[Material provided]
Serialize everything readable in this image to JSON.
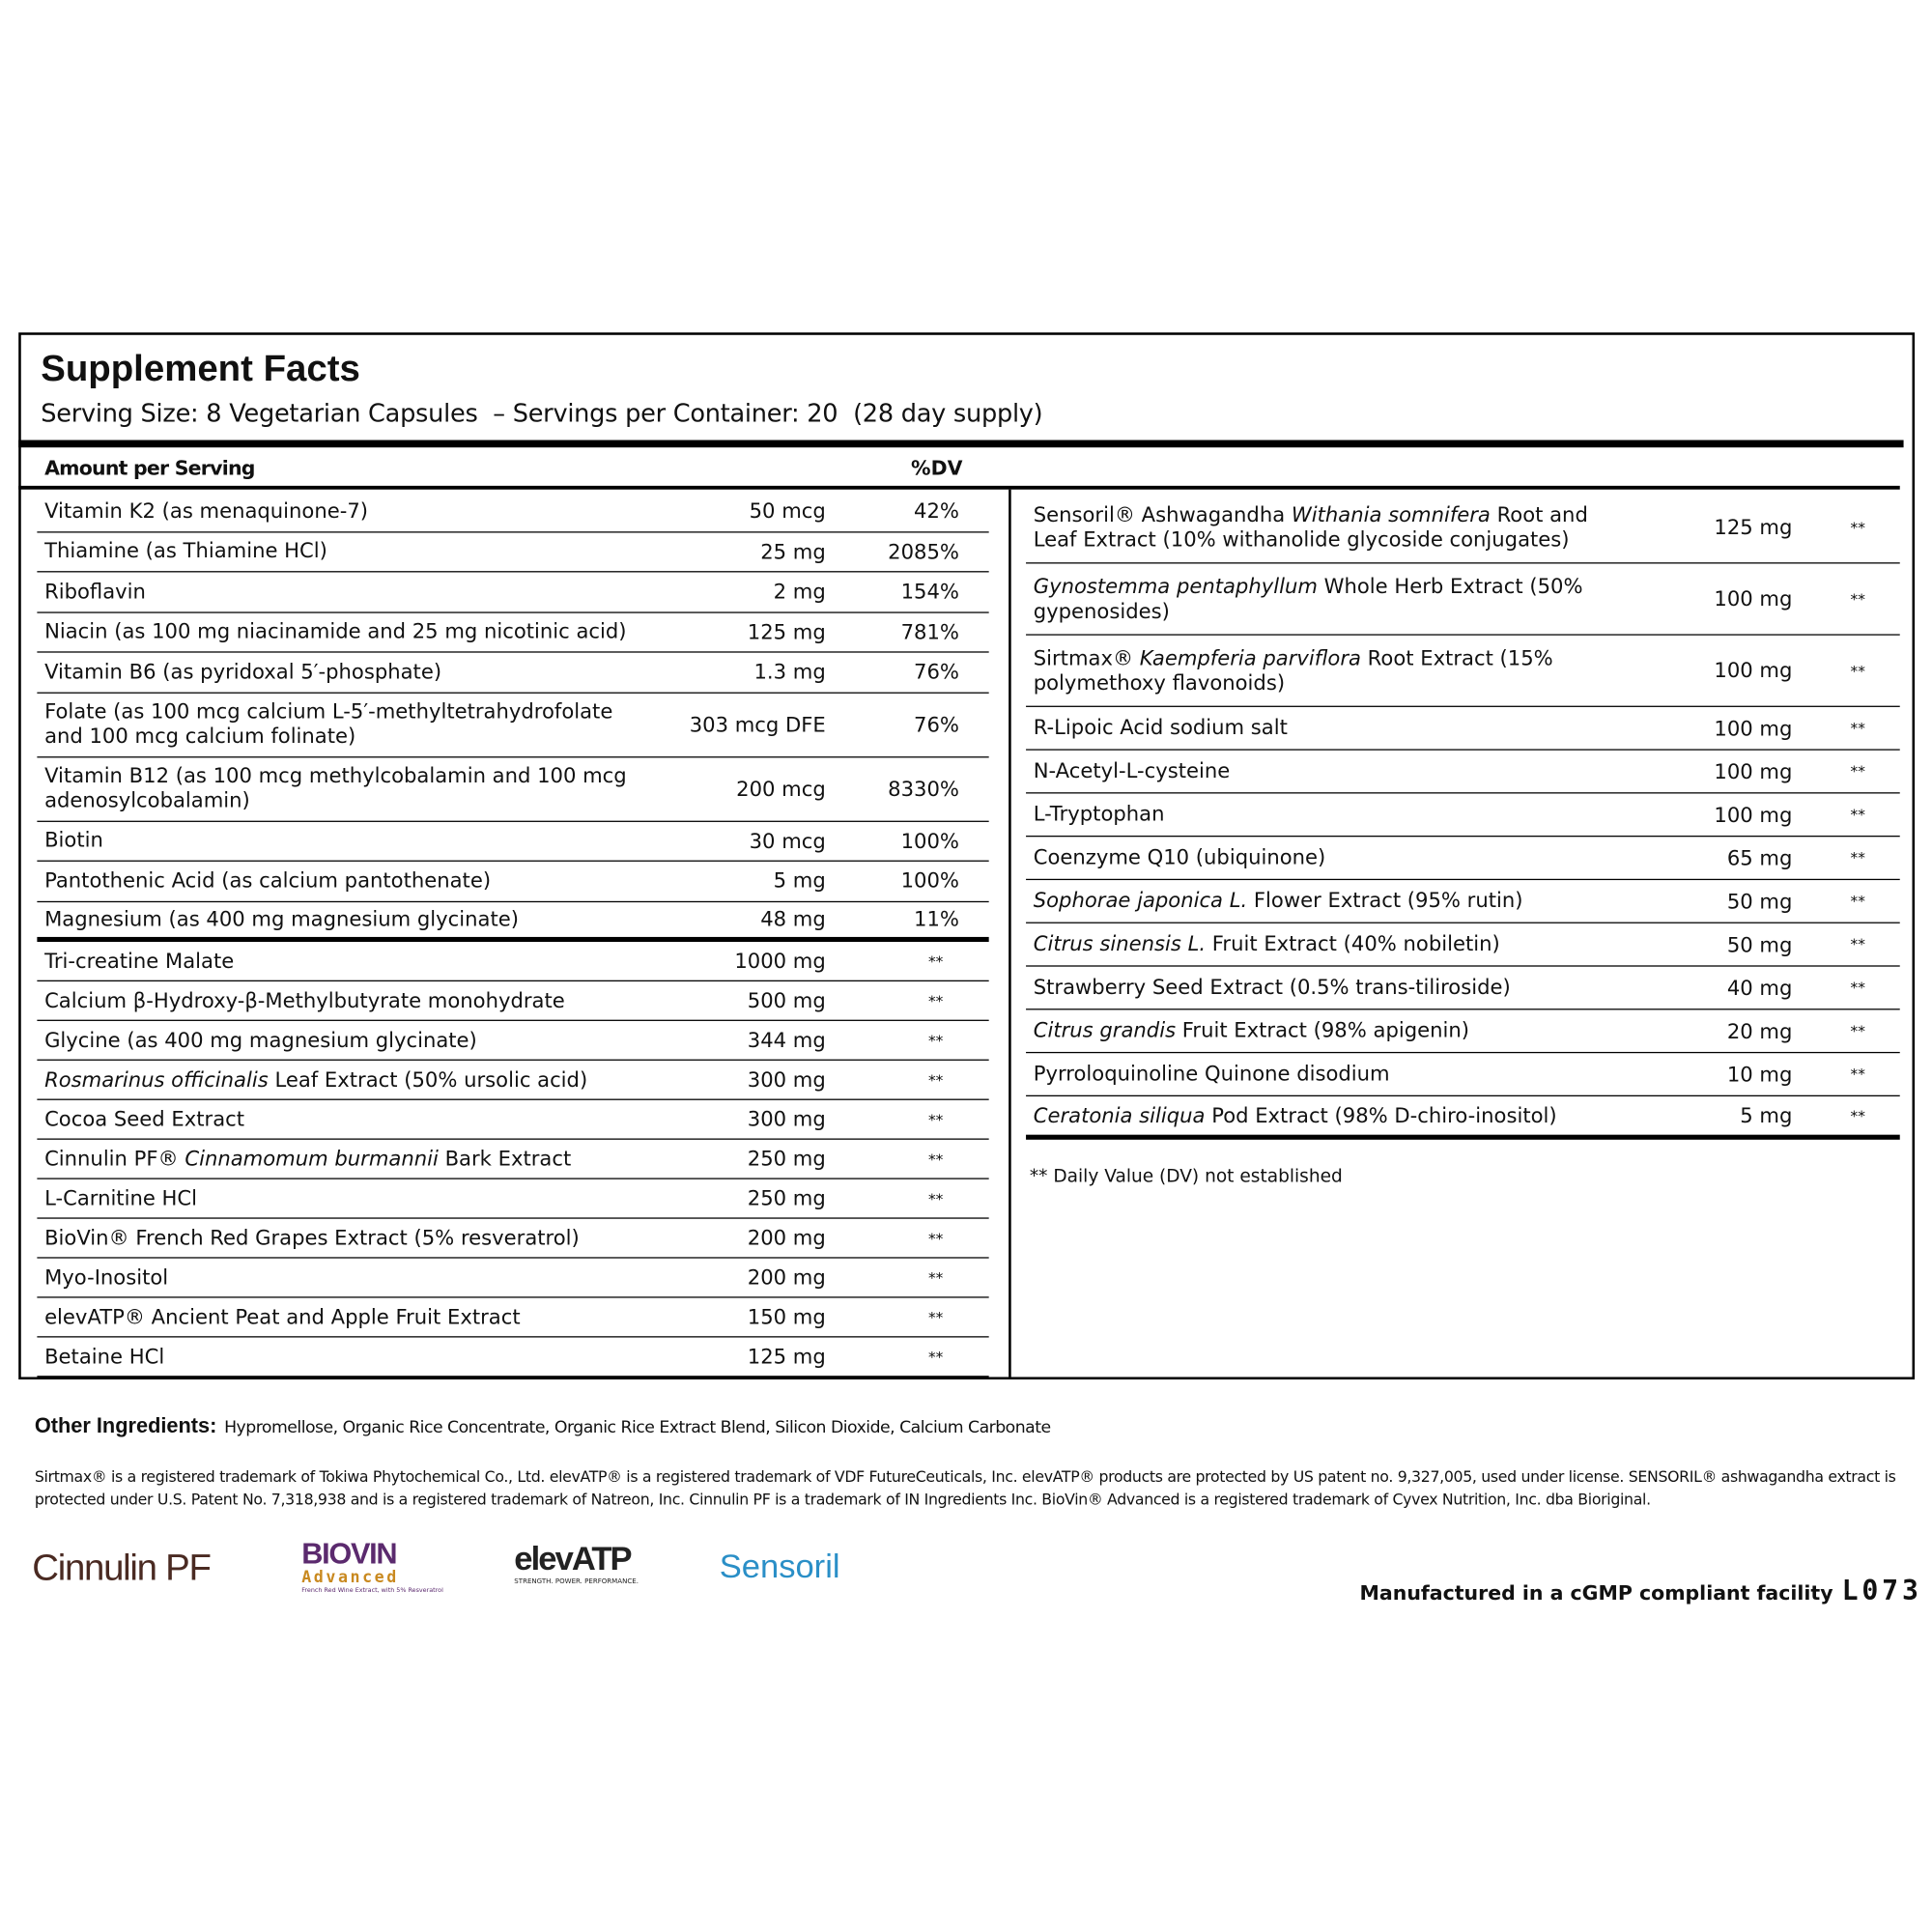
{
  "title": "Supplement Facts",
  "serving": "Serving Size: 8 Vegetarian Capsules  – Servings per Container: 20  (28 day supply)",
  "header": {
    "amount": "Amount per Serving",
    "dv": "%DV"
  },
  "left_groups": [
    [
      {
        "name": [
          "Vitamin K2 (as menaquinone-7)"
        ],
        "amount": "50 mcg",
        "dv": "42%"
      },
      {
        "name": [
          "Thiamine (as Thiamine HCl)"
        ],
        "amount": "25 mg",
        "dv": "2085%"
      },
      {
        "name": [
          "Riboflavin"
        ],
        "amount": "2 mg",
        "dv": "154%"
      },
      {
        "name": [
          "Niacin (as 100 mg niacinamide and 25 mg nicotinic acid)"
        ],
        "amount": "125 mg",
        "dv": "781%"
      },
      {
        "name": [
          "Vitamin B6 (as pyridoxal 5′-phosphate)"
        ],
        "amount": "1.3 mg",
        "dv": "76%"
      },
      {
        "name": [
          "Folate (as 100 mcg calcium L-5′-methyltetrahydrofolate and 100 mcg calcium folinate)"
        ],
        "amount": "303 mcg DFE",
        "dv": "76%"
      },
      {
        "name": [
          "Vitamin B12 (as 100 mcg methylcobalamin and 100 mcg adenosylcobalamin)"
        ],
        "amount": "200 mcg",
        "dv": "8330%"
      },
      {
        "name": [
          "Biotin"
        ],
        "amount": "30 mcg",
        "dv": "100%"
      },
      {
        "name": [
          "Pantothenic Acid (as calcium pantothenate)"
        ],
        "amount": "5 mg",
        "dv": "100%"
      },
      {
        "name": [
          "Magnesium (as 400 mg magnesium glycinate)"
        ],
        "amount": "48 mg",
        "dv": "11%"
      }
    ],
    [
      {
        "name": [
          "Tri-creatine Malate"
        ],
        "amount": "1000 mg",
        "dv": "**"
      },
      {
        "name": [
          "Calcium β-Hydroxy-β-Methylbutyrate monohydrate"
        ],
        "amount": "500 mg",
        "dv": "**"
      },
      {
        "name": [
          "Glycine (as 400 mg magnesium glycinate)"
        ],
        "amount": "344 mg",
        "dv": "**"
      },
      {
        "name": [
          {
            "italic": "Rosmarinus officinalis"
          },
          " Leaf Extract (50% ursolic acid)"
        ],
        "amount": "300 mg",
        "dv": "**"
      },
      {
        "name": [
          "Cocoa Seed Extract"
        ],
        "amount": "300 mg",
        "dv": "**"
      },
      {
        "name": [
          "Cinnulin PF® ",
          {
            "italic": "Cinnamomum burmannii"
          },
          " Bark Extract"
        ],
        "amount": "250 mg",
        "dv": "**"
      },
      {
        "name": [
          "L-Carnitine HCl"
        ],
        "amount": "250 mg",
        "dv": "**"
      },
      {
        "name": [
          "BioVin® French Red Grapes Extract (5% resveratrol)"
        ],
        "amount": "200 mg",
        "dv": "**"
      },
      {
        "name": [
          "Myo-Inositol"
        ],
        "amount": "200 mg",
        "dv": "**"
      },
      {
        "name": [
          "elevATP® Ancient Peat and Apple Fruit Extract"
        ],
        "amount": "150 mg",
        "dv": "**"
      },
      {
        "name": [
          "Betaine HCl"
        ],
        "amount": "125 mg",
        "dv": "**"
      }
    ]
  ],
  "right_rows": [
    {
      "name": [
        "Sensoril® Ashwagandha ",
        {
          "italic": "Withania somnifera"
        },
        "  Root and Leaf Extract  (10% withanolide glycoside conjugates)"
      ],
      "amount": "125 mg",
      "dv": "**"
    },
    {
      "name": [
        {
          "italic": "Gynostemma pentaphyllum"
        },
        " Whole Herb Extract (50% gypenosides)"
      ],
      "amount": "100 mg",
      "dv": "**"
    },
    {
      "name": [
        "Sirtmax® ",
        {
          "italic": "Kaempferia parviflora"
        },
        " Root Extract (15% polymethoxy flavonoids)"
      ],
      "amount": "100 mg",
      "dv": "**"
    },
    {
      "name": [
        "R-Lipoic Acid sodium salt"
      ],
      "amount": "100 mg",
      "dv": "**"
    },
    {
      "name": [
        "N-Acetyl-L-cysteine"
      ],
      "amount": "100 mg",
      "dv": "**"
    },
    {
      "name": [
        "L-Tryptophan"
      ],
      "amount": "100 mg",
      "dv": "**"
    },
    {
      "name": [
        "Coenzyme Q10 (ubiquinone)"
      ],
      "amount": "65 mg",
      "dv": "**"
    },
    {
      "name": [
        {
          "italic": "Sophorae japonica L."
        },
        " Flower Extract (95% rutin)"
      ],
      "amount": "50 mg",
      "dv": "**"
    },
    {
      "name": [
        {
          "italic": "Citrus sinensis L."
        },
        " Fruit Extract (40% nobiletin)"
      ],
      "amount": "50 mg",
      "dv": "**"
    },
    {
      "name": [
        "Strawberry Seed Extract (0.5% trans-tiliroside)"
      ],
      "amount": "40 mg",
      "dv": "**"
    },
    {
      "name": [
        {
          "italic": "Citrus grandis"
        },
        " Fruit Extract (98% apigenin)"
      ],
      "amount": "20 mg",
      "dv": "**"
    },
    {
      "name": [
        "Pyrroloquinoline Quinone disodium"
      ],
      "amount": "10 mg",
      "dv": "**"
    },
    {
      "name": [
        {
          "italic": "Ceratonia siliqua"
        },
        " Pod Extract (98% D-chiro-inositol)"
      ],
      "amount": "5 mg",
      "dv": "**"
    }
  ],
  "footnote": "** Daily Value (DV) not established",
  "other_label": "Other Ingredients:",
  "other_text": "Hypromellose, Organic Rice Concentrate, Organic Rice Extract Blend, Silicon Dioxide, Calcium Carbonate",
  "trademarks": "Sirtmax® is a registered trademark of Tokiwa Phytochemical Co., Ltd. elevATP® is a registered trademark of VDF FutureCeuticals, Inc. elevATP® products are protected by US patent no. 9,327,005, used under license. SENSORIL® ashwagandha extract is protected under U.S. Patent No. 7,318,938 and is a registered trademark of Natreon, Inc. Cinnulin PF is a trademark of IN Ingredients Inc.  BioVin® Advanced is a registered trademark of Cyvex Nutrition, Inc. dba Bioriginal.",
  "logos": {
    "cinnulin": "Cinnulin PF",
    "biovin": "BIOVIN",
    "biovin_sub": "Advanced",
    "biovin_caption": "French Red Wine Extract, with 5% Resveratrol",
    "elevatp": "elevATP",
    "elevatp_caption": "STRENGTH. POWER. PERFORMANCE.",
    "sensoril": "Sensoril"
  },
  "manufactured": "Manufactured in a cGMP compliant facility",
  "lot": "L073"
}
[/Material provided]
[Material provided]
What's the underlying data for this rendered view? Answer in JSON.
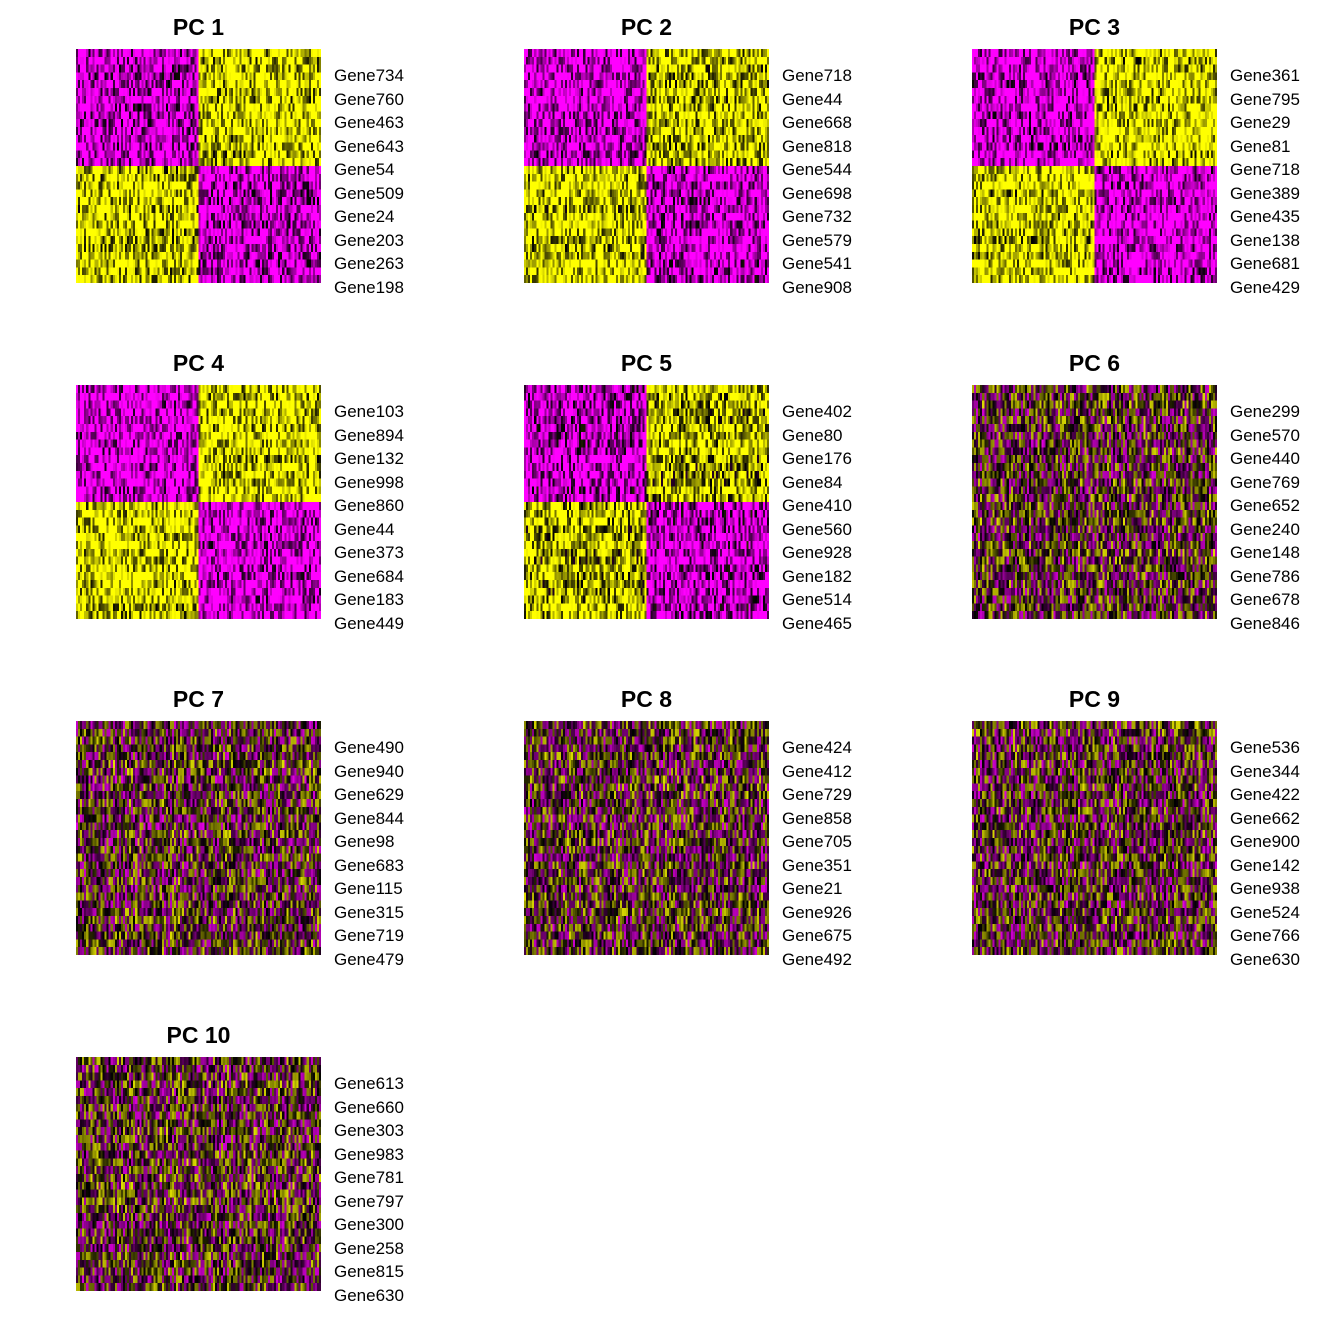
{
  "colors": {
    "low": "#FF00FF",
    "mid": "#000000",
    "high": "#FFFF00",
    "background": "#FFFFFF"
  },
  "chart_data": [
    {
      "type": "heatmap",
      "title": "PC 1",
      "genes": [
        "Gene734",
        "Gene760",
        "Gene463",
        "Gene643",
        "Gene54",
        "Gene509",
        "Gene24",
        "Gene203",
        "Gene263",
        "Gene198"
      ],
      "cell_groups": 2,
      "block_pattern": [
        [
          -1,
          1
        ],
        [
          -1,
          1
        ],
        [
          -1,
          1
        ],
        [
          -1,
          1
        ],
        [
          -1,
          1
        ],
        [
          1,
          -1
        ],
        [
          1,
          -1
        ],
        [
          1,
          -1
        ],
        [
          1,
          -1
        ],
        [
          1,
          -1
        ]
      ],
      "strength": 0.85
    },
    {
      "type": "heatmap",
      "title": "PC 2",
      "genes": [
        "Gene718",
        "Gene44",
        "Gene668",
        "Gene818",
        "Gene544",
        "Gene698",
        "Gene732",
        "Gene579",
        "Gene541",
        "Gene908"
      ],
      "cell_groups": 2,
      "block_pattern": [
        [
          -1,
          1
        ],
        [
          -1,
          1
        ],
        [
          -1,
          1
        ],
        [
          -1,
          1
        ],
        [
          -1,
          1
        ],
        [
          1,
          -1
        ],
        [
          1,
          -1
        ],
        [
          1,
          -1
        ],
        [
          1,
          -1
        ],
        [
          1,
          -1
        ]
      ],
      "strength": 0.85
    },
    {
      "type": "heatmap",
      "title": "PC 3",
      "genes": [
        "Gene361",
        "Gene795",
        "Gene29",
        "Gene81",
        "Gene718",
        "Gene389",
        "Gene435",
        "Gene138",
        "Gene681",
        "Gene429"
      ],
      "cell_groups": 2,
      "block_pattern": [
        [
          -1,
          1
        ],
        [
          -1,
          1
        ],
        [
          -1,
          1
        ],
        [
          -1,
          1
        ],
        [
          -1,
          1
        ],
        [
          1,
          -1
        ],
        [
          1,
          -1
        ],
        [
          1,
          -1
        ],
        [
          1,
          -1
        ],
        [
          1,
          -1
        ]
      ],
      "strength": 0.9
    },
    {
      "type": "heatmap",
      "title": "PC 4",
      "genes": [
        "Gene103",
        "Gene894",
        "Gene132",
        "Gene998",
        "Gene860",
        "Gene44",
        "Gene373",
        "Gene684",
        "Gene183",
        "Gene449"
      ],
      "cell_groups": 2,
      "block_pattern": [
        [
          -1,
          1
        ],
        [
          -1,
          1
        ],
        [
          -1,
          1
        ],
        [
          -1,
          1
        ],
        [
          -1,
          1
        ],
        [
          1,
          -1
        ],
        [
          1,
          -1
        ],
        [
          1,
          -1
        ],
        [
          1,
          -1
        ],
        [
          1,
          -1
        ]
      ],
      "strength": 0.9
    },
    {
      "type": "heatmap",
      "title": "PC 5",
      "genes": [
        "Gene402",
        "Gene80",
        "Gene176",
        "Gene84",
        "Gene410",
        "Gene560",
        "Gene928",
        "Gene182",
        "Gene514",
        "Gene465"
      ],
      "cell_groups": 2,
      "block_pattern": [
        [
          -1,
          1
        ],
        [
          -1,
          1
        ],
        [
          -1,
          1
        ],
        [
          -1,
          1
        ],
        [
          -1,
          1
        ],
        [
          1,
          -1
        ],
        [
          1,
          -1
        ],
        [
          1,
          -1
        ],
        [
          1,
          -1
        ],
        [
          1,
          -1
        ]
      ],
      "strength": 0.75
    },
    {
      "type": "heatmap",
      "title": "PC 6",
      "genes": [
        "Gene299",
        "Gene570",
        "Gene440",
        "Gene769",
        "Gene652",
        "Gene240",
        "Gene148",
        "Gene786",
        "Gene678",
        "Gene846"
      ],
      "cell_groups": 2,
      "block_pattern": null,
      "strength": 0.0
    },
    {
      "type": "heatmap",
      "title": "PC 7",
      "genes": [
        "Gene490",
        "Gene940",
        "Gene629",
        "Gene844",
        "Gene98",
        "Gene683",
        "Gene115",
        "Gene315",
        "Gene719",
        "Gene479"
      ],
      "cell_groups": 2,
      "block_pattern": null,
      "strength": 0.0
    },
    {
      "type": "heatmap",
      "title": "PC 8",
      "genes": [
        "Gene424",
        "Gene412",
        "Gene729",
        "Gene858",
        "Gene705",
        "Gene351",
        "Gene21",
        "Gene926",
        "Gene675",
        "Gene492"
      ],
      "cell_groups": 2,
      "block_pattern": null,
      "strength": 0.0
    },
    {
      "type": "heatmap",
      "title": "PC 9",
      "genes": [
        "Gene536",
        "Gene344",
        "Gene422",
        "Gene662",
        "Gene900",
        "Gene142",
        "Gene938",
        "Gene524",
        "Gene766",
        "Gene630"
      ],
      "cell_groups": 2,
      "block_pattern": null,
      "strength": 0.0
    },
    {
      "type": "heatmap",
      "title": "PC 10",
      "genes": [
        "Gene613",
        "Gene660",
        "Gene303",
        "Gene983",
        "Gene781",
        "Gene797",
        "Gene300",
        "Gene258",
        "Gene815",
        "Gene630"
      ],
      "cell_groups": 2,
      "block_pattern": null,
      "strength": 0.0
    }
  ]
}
[/Material provided]
To answer, copy each line from the material above that has the word "Advanced".

> Result for this exercise
  "trademarks": "Sirtmax® is a registered trademark of Tokiwa Phytochemical Co., Ltd. elevATP® is a registered trademark of VDF FutureCeuticals, Inc. elevATP® products are protected by US patent no. 9,327,005, used under license. SENSORIL® ashwagandha extract is protected under U.S. Patent No. 7,318,938 and is a registered trademark of Natreon, Inc. Cinnulin PF is a trademark of IN Ingredients Inc.  BioVin® Advanced is a registered trademark of Cyvex Nutrition, Inc. dba Bioriginal.",
    "biovin_sub": "Advanced",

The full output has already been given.